Collection entries
***

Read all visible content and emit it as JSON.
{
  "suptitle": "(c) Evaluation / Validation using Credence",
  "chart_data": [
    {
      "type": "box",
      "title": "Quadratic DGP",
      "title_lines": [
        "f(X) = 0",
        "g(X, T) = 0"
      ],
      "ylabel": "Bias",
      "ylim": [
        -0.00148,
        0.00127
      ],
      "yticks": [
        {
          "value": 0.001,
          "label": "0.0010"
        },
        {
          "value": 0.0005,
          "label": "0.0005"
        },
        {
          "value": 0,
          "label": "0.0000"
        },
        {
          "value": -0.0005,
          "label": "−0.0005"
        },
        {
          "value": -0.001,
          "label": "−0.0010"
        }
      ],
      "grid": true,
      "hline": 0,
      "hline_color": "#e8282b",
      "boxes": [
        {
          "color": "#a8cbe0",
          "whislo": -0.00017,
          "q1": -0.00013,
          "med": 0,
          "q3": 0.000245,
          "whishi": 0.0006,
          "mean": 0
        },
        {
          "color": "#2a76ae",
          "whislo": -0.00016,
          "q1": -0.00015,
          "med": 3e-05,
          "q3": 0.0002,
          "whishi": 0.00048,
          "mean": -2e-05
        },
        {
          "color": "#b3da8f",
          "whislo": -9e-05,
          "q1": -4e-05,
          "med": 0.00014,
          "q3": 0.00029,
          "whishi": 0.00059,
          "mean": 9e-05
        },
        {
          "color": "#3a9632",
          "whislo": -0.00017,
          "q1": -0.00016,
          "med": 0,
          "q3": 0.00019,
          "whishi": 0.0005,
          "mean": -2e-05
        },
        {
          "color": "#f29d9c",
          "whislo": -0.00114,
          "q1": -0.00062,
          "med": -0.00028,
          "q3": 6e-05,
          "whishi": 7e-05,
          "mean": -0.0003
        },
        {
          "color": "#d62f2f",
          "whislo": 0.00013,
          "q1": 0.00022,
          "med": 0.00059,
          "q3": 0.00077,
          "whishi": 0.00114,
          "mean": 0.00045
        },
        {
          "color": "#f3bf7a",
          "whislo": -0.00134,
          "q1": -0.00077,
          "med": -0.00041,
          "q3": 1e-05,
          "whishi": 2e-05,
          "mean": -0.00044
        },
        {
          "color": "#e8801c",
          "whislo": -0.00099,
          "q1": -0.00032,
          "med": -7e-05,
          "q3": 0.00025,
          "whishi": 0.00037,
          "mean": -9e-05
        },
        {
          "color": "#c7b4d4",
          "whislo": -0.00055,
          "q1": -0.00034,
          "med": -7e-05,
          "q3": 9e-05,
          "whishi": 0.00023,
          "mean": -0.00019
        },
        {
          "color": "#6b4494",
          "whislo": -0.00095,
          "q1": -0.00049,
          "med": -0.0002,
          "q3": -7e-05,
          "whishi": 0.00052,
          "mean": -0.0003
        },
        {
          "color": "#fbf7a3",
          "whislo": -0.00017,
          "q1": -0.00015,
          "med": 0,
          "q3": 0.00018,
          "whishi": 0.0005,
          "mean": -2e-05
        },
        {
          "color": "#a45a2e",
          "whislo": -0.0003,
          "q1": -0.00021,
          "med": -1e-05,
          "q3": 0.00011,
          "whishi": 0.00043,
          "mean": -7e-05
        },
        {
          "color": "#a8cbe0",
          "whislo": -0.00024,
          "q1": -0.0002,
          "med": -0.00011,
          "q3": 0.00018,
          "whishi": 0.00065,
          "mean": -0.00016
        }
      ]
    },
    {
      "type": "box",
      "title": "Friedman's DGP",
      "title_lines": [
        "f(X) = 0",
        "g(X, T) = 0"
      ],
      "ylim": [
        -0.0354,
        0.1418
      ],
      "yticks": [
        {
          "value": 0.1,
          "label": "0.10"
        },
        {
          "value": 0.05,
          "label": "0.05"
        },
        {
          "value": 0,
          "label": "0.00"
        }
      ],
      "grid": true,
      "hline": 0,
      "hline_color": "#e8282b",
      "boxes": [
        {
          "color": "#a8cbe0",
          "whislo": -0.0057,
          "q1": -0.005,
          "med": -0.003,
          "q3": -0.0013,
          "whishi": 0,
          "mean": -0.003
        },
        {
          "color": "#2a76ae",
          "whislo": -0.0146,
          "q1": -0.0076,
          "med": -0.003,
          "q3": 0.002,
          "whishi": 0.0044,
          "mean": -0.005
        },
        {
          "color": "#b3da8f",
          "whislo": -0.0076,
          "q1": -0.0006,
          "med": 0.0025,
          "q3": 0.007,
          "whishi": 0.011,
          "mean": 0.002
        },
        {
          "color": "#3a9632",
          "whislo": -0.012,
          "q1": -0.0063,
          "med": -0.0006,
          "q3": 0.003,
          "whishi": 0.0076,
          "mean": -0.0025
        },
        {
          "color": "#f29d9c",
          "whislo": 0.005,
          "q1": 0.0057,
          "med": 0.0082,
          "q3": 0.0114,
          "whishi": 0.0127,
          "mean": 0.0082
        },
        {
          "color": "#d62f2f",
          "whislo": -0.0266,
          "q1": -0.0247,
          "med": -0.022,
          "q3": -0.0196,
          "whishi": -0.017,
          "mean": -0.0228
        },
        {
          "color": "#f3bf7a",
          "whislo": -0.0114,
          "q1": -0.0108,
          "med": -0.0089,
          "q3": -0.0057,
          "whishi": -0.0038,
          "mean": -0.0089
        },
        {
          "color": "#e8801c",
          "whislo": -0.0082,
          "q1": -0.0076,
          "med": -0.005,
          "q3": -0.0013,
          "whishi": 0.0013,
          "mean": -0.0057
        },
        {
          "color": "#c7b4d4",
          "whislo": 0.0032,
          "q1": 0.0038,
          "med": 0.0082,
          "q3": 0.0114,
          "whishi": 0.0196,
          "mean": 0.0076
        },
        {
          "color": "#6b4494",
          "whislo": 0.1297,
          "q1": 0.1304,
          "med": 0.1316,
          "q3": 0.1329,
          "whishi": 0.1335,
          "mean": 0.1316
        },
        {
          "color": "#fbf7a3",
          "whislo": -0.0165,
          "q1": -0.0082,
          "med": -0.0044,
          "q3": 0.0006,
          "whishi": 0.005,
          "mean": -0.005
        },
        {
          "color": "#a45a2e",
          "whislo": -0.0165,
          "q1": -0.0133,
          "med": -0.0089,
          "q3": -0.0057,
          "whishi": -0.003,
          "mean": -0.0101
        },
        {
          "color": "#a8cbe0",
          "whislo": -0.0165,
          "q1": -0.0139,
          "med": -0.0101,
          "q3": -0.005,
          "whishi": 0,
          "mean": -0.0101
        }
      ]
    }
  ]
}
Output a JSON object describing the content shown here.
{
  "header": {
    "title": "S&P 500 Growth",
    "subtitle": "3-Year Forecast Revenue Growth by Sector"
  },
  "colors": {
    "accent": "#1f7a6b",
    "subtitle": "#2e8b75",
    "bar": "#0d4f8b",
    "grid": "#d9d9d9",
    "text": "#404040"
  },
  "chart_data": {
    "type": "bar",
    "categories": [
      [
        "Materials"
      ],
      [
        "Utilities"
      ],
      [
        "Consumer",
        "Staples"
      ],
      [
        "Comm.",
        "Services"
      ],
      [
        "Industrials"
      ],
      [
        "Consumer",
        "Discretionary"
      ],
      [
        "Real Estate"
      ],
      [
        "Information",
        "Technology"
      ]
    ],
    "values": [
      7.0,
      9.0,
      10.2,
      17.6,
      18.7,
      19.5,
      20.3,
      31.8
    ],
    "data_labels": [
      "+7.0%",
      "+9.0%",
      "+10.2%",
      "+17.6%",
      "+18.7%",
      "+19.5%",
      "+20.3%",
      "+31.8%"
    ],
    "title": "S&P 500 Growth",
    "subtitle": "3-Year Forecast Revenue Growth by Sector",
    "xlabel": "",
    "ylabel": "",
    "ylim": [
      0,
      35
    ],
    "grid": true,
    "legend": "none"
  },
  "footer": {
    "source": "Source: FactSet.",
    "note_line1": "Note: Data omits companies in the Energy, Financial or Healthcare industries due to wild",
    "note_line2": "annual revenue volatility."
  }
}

***

Exercise instructions: Copy and report every line where the word "Growth" is present.

Answer in full:
    "title": "S&P 500 Growth",
    "subtitle": "3-Year Forecast Revenue Growth by Sector"
    "title": "S&P 500 Growth",
    "subtitle": "3-Year Forecast Revenue Growth by Sector",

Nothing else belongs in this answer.